__Saved entries__
——
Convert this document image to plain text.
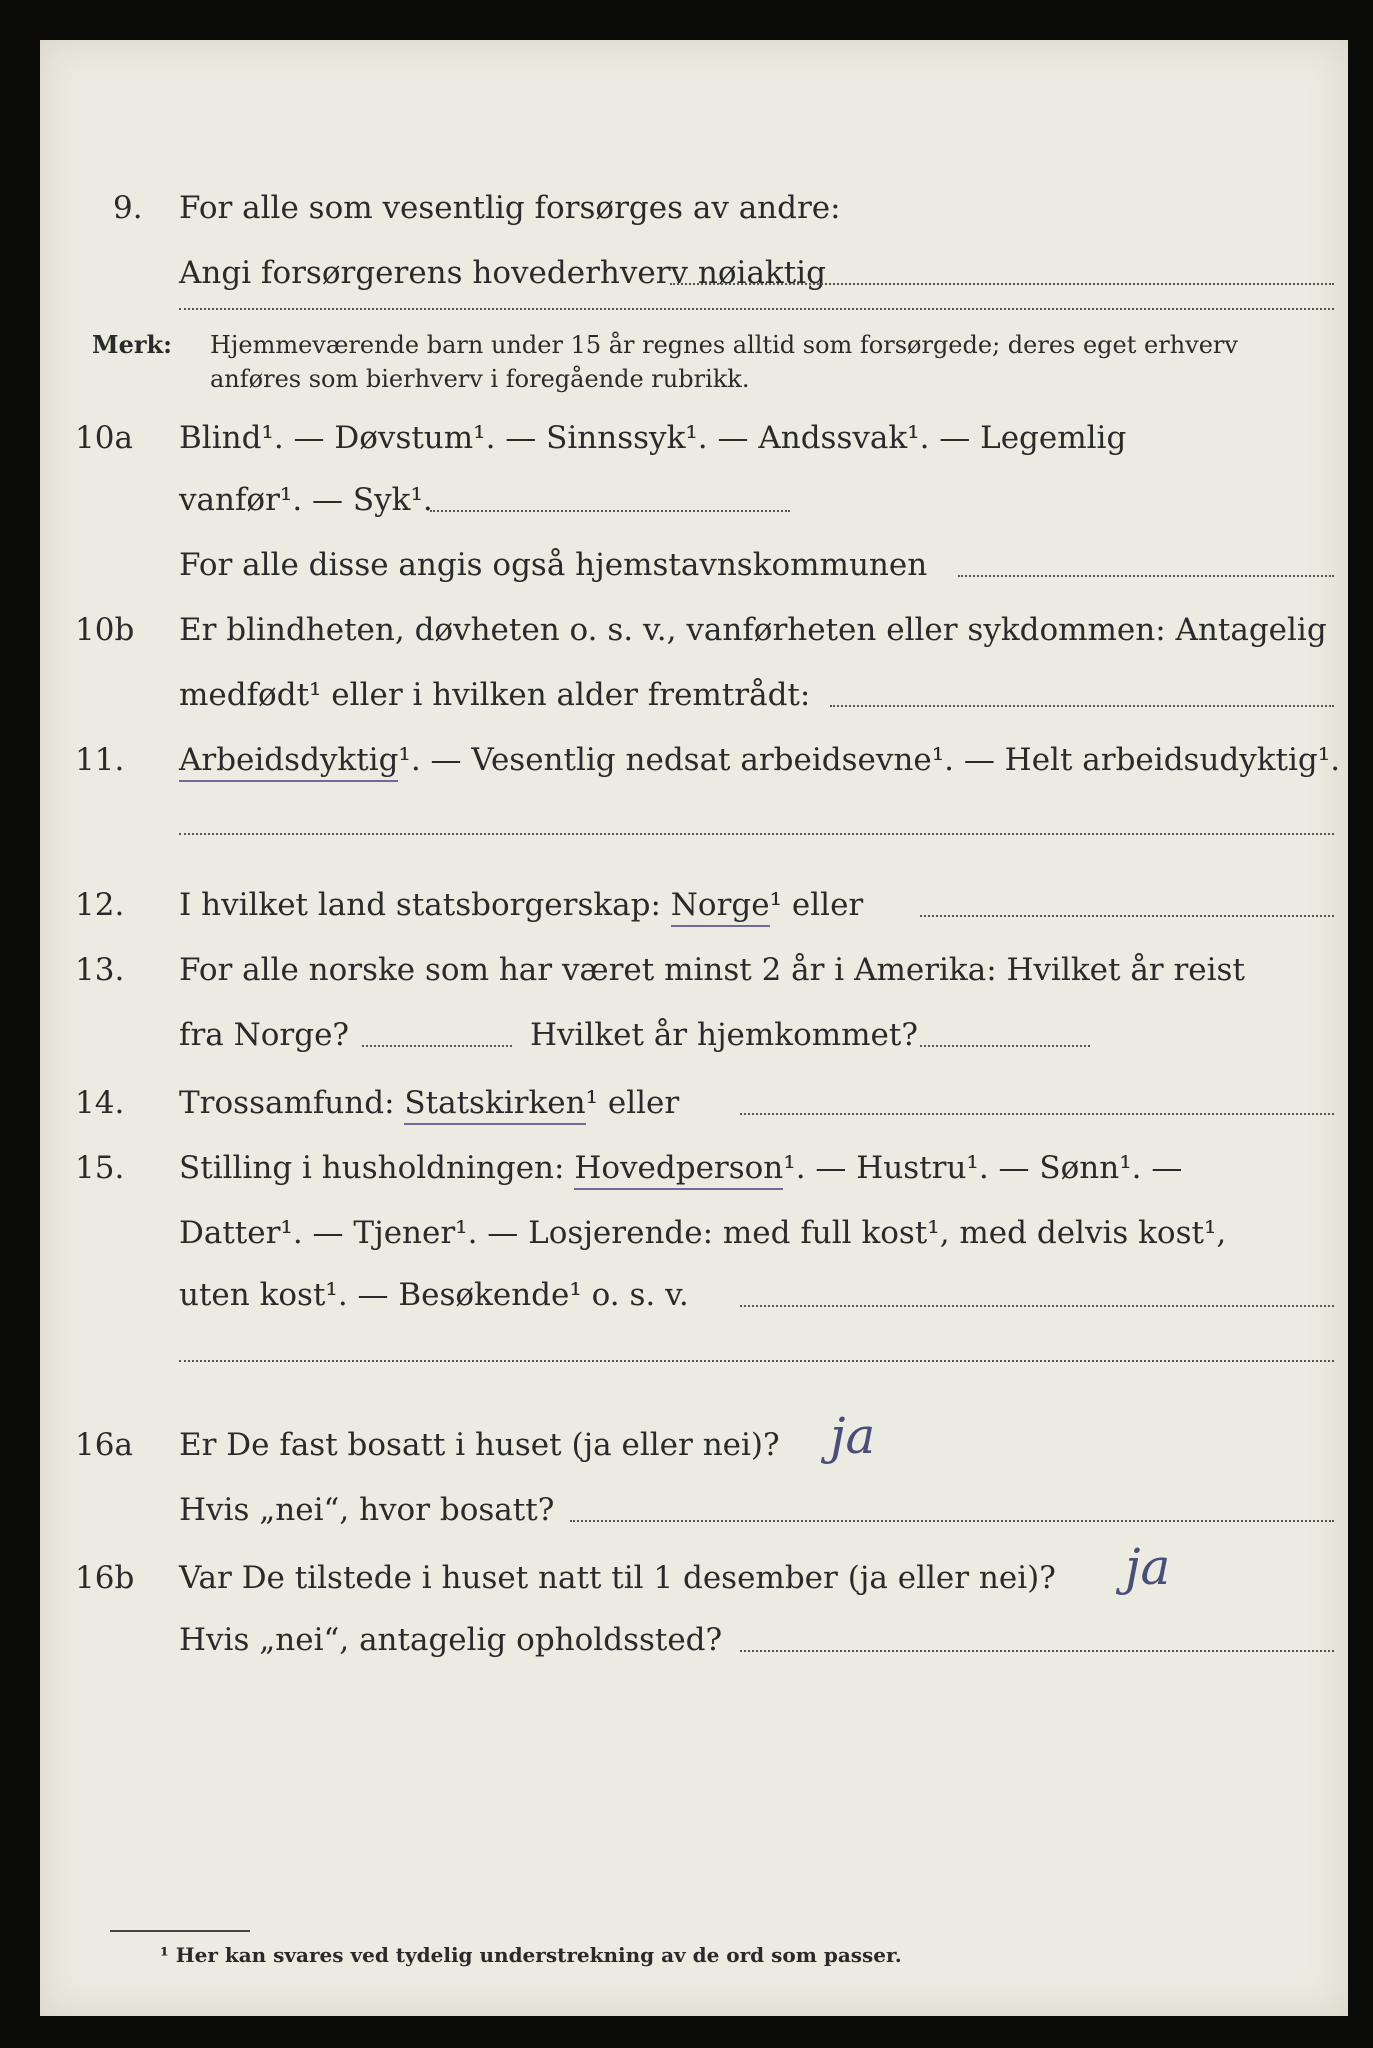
9.	For alle som vesentlig forsørges av andre:
Angi forsørgerens hovederhverv nøiaktig
Merk: Hjemmeværende barn under 15 år regnes alltid som forsørgede; deres eget erhverv
anføres som bierhverv i foregående rubrikk.
10a	Blind¹. — Døvstum¹. — Sinnssyk¹. — Andssvak¹. — Legemlig
vanfør¹. — Syk¹.
For alle disse angis også hjemstavnskommunen
10b	Er blindheten, døvheten o. s. v., vanførheten eller sykdommen: Antagelig
medfødt¹ eller i hvilken alder fremtrådt:
11.	Arbeidsdyktig¹. — Vesentlig nedsat arbeidsevne¹. — Helt arbeidsudyktig¹.
12.	I hvilket land statsborgerskap: Norge¹ eller
13.	For alle norske som har været minst 2 år i Amerika: Hvilket år reist
fra Norge?	Hvilket år hjemkommet?
14.	Trossamfund: Statskirken¹ eller
15.	Stilling i husholdningen: Hovedperson¹. — Hustru¹. — Sønn¹. —
Datter¹. — Tjener¹. — Losjerende: med full kost¹, med delvis kost¹,
uten kost¹. — Besøkende¹ o. s. v.
16a	Er De fast bosatt i huset (ja eller nei)? ja
Hvis „nei“, hvor bosatt?
16b	Var De tilstede i huset natt til 1 desember (ja eller nei)? ja
Hvis „nei“, antagelig opholdssted?
¹ Her kan svares ved tydelig understrekning av de ord som passer.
——
__STATED EXERCISE__
Omit all pictures while transcribing the entries verbatim.

__OUTPUT OF THE EXERCISE__
Convert this document image to plain text.
9.	For alle som vesentlig forsørges av andre:
Angi forsørgerens hovederhverv nøiaktig
Merk: Hjemmeværende barn under 15 år regnes alltid som forsørgede; deres eget erhverv
anføres som bierhverv i foregående rubrikk.
10a	Blind¹. — Døvstum¹. — Sinnssyk¹. — Andssvak¹. — Legemlig
vanfør¹. — Syk¹.
For alle disse angis også hjemstavnskommunen
10b	Er blindheten, døvheten o. s. v., vanførheten eller sykdommen: Antagelig
medfødt¹ eller i hvilken alder fremtrådt:
11.	Arbeidsdyktig¹. — Vesentlig nedsat arbeidsevne¹. — Helt arbeidsudyktig¹.
12.	I hvilket land statsborgerskap: Norge¹ eller
13.	For alle norske som har været minst 2 år i Amerika: Hvilket år reist
fra Norge?	Hvilket år hjemkommet?
14.	Trossamfund: Statskirken¹ eller
15.	Stilling i husholdningen: Hovedperson¹. — Hustru¹. — Sønn¹. —
Datter¹. — Tjener¹. — Losjerende: med full kost¹, med delvis kost¹,
uten kost¹. — Besøkende¹ o. s. v.
16a	Er De fast bosatt i huset (ja eller nei)? ja
Hvis „nei“, hvor bosatt?
16b	Var De tilstede i huset natt til 1 desember (ja eller nei)? ja
Hvis „nei“, antagelig opholdssted?
¹ Her kan svares ved tydelig understrekning av de ord som passer.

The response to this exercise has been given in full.